_Work required_
Take from the listing each line that has the string "JSON".

_Data shown_
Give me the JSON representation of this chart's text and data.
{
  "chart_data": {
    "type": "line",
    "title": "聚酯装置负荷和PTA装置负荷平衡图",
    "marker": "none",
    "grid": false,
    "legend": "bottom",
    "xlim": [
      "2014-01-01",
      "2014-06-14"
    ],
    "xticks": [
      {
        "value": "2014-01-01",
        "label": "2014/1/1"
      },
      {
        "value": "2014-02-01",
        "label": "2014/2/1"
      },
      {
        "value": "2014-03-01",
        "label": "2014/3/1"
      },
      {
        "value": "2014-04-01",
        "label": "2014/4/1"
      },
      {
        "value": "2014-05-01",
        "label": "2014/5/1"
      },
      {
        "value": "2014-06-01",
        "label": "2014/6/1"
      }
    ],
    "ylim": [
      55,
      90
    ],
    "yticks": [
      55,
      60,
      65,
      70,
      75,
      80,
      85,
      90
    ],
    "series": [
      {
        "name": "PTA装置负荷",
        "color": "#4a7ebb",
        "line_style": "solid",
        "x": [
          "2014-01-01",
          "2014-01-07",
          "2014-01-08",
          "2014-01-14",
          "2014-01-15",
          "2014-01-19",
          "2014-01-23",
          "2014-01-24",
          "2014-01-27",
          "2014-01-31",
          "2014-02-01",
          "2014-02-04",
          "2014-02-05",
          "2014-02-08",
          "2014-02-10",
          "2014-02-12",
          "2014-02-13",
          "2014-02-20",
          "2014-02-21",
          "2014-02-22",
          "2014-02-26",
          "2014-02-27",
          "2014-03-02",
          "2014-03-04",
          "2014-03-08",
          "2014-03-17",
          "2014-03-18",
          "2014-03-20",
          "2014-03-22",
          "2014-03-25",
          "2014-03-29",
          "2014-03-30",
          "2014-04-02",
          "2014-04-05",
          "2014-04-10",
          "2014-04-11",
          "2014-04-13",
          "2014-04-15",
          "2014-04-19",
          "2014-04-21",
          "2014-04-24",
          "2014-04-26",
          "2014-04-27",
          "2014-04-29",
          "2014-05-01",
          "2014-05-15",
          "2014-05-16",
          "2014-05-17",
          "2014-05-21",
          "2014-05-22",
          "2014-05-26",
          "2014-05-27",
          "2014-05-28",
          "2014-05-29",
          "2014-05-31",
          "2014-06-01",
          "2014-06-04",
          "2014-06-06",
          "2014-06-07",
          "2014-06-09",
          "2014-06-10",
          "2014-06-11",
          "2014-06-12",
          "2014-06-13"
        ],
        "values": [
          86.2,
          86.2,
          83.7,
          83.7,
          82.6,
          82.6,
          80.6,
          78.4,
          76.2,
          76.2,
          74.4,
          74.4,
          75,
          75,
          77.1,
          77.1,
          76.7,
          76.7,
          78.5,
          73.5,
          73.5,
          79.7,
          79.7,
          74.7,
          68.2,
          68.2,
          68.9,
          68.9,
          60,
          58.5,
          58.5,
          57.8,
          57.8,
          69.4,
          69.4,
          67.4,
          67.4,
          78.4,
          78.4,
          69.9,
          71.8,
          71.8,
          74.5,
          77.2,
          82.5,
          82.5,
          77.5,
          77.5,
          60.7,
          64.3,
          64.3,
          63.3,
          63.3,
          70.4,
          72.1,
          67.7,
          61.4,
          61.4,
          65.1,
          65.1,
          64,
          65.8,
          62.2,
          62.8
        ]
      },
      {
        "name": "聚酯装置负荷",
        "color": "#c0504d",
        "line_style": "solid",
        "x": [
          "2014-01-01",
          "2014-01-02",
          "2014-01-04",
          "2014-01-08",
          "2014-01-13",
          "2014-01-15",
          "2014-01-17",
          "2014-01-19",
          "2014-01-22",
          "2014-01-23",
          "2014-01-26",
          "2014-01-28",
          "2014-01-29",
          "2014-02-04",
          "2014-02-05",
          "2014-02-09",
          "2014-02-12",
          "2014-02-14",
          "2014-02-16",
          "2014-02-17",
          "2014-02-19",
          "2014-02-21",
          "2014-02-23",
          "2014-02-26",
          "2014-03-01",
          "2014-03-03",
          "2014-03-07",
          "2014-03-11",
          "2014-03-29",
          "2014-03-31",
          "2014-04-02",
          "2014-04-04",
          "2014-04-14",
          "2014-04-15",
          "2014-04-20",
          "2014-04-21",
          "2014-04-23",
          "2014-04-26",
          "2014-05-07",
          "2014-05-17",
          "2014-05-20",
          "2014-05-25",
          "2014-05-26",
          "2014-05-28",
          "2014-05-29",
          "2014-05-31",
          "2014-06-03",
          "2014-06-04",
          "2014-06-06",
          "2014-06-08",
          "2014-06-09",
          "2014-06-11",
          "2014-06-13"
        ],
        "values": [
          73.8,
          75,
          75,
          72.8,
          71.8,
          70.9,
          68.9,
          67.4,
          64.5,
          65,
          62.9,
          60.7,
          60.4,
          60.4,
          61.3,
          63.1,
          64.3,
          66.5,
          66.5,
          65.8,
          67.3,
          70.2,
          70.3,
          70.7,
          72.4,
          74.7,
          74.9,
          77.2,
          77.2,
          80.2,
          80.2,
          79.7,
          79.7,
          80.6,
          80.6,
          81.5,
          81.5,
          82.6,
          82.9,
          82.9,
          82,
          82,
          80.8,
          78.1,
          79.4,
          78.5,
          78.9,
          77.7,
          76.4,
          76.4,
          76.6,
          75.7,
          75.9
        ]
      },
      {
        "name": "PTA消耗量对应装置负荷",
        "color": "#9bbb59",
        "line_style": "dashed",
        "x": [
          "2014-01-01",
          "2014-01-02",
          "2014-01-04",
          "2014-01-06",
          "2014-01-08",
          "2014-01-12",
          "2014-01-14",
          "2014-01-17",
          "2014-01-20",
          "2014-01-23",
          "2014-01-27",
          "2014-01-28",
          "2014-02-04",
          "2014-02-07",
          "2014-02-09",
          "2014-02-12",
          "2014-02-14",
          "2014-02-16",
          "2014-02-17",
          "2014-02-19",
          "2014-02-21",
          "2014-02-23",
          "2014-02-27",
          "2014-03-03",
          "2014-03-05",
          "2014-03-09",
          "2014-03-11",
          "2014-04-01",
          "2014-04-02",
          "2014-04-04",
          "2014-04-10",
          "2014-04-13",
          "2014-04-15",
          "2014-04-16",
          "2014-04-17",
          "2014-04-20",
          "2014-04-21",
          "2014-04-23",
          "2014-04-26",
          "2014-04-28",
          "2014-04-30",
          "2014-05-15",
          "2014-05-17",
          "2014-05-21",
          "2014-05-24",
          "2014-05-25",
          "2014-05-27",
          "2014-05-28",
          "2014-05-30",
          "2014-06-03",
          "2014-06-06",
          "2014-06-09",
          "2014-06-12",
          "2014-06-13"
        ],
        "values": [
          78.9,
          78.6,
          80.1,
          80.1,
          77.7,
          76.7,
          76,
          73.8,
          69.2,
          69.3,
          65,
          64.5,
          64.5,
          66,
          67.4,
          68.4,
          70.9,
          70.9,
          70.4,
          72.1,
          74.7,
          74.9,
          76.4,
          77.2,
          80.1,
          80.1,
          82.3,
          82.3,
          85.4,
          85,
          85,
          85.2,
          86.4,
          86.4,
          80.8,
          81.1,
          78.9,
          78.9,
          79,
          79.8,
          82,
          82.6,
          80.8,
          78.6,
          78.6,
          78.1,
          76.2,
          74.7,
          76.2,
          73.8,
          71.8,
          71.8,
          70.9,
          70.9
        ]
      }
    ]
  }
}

--

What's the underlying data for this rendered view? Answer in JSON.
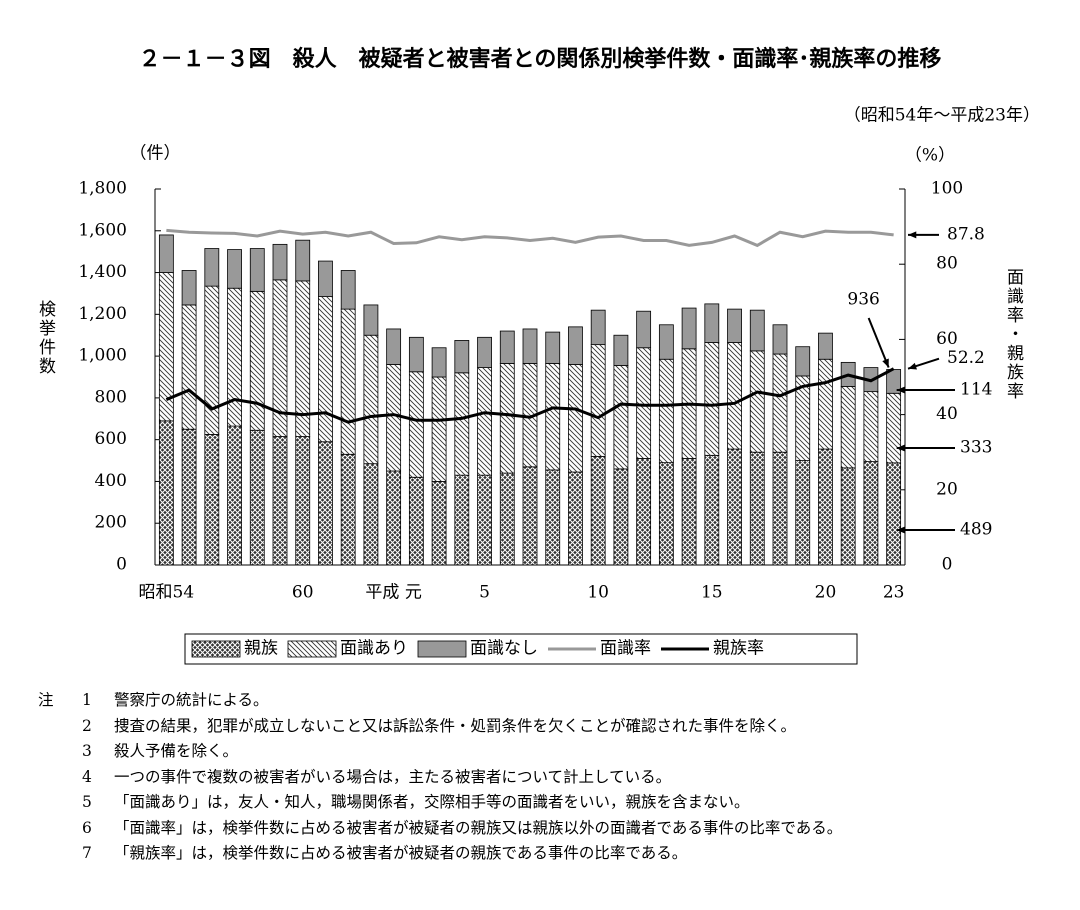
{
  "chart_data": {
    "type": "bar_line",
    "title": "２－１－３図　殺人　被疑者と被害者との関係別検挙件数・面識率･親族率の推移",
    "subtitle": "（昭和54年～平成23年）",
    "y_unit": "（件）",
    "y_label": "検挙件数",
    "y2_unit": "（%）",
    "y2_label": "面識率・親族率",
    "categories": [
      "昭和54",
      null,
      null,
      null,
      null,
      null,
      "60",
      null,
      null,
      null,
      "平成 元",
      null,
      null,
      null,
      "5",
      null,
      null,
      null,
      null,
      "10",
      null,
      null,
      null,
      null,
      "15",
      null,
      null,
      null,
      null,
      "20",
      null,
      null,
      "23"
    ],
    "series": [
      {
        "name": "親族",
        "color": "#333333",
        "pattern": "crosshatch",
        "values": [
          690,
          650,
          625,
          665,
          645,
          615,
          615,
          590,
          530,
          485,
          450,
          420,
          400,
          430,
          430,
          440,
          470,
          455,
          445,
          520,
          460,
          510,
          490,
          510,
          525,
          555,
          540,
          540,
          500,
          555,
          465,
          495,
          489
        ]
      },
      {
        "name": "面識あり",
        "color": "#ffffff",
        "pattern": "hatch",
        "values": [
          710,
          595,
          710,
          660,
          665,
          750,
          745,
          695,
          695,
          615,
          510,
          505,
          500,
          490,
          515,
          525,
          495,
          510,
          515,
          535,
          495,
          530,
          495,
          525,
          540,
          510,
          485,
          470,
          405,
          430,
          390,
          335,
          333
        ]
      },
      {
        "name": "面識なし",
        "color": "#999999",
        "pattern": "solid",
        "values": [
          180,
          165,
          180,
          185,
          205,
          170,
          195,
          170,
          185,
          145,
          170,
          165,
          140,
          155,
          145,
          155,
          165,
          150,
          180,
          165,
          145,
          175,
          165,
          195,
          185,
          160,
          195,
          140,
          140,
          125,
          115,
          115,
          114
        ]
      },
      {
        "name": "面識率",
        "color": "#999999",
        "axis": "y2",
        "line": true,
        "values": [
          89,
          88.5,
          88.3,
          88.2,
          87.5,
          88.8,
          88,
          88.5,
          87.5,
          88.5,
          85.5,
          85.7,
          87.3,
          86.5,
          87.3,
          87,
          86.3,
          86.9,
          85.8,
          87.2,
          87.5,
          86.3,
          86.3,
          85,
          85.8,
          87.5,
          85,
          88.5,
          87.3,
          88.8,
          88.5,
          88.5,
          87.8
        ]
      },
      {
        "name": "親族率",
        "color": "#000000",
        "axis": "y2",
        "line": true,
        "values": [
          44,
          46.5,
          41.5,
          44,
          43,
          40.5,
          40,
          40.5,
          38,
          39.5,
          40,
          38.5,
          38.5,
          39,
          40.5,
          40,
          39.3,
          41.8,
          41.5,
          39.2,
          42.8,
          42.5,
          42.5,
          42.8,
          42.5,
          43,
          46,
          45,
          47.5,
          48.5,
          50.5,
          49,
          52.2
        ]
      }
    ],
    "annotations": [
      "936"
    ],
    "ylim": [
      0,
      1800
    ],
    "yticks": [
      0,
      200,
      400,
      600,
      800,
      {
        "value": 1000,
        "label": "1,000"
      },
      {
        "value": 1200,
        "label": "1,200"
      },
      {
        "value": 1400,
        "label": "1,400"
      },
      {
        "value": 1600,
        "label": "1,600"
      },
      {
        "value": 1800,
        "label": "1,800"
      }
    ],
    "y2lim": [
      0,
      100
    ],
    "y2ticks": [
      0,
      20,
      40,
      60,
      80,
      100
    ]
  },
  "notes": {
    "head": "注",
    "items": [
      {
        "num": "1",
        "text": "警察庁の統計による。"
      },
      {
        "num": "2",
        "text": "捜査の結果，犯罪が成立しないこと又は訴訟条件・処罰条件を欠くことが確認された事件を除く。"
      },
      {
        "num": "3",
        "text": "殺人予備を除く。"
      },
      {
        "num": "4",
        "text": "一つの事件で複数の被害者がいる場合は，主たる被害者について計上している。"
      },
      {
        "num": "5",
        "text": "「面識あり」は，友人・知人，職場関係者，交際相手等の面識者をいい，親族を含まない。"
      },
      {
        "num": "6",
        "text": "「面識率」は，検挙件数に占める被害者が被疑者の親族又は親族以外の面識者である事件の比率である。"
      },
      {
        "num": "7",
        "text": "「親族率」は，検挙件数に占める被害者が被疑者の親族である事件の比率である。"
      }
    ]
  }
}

_Reply to the task_
Give me the JSON representation of this chart's text and data.
What's the underlying data for this rendered view? Answer in JSON.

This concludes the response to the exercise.